WHAT TO DO: Here are some entries. Print them exactly as they are.

Transcribed document page entries:
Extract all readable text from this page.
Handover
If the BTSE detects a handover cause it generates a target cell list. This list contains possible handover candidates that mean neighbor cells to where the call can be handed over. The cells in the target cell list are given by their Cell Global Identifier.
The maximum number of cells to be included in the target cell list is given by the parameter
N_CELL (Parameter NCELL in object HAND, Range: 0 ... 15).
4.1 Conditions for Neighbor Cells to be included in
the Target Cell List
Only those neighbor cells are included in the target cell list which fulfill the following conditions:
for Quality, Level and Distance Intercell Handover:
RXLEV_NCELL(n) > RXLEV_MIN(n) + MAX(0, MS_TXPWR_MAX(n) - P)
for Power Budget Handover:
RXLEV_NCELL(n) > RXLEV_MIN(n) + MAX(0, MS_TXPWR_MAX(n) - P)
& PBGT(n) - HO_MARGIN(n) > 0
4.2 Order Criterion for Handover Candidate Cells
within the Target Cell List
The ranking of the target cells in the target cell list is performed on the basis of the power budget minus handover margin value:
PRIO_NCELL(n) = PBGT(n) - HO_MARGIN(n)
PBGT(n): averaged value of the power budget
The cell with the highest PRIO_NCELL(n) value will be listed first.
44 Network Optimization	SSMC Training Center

ANSWER BOX:
Extract all readable text from this page.
Handover
If the BTSE detects a handover cause it generates a target cell list. This list contains possible handover candidates that mean neighbor cells to where the call can be handed over. The cells in the target cell list are given by their Cell Global Identifier.
The maximum number of cells to be included in the target cell list is given by the parameter
N_CELL (Parameter NCELL in object HAND, Range: 0 ... 15).
4.1 Conditions for Neighbor Cells to be included in
the Target Cell List
Only those neighbor cells are included in the target cell list which fulfill the following conditions:
for Quality, Level and Distance Intercell Handover:
RXLEV_NCELL(n) > RXLEV_MIN(n) + MAX(0, MS_TXPWR_MAX(n) - P)
for Power Budget Handover:
RXLEV_NCELL(n) > RXLEV_MIN(n) + MAX(0, MS_TXPWR_MAX(n) - P)
& PBGT(n) - HO_MARGIN(n) > 0
4.2 Order Criterion for Handover Candidate Cells
within the Target Cell List
The ranking of the target cells in the target cell list is performed on the basis of the power budget minus handover margin value:
PRIO_NCELL(n) = PBGT(n) - HO_MARGIN(n)
PBGT(n): averaged value of the power budget
The cell with the highest PRIO_NCELL(n) value will be listed first.
44 Network Optimization	SSMC Training Center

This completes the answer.